__PROBLEM DETAILS__
Only lines with the string "this" matter here; gather them from the material below.

__DATA SHOWN__
========
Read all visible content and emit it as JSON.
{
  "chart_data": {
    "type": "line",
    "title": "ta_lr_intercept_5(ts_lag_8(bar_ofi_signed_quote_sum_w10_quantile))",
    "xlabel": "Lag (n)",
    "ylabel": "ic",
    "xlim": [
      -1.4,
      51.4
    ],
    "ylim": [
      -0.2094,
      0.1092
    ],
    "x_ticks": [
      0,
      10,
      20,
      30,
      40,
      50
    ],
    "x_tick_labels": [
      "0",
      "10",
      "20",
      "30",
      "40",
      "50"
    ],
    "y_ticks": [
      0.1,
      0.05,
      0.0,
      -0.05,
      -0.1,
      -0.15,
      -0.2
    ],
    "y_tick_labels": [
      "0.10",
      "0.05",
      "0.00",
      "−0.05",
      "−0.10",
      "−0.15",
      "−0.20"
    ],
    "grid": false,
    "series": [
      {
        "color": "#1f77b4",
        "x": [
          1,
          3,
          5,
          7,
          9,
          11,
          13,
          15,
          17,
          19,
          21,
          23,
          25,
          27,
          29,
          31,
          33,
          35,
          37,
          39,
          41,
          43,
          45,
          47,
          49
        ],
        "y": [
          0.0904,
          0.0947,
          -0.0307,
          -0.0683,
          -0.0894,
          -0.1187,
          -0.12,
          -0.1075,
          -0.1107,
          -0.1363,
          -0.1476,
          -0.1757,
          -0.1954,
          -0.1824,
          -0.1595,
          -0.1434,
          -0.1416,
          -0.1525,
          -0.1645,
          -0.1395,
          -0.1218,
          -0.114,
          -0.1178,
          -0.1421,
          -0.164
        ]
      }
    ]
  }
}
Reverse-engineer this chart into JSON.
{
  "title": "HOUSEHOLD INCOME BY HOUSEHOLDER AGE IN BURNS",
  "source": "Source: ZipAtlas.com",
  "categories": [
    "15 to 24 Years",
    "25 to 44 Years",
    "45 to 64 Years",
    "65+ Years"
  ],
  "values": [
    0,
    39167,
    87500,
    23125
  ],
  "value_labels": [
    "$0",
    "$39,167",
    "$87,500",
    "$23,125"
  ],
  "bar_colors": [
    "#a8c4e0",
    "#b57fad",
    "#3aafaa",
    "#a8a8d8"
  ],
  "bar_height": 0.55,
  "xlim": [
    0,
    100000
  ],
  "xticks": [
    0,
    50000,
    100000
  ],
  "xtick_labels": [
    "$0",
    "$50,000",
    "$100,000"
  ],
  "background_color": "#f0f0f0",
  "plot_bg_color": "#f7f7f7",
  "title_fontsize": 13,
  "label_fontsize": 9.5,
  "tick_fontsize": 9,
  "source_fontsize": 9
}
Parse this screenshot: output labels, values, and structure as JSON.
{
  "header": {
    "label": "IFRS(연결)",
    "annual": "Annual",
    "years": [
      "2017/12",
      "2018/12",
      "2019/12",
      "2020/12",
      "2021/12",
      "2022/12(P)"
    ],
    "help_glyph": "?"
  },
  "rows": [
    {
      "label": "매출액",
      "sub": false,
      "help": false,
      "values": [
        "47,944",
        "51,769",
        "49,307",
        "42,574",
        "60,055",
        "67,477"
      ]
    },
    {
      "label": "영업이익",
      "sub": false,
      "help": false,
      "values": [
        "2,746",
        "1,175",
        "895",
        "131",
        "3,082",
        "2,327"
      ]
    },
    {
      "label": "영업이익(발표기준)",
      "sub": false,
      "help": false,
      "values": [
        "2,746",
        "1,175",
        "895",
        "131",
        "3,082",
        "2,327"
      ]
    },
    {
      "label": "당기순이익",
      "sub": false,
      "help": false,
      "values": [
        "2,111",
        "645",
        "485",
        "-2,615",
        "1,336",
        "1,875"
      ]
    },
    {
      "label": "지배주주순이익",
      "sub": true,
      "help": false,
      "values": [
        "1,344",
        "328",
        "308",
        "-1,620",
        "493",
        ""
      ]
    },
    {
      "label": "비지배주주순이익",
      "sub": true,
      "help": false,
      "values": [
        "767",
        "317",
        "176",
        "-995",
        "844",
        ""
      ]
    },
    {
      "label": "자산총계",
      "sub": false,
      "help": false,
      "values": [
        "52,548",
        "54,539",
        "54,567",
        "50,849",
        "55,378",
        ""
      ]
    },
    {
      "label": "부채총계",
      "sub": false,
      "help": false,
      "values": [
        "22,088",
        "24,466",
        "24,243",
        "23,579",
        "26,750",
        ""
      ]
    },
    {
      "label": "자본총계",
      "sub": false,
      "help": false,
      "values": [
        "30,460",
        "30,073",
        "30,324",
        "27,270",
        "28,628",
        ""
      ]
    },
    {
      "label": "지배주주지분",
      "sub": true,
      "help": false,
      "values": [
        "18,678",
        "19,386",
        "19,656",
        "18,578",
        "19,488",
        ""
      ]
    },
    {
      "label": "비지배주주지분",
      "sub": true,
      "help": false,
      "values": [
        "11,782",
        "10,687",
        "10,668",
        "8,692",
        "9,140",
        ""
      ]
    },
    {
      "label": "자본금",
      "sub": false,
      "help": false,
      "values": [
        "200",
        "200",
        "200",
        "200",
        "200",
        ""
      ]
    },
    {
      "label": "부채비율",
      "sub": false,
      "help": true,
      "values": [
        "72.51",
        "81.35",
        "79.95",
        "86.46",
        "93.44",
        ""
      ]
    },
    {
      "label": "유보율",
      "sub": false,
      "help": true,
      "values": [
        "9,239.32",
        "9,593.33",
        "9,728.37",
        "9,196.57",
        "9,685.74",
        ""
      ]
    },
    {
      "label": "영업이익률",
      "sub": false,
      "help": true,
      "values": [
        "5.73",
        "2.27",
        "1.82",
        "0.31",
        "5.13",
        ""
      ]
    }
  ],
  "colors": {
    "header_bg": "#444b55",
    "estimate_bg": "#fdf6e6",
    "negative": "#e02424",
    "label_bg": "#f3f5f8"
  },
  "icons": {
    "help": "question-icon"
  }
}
========
__WRITTEN ANSWER__
Reverse-engineer this chart into JSON.
Parse this screenshot: output labels, values, and structure as JSON.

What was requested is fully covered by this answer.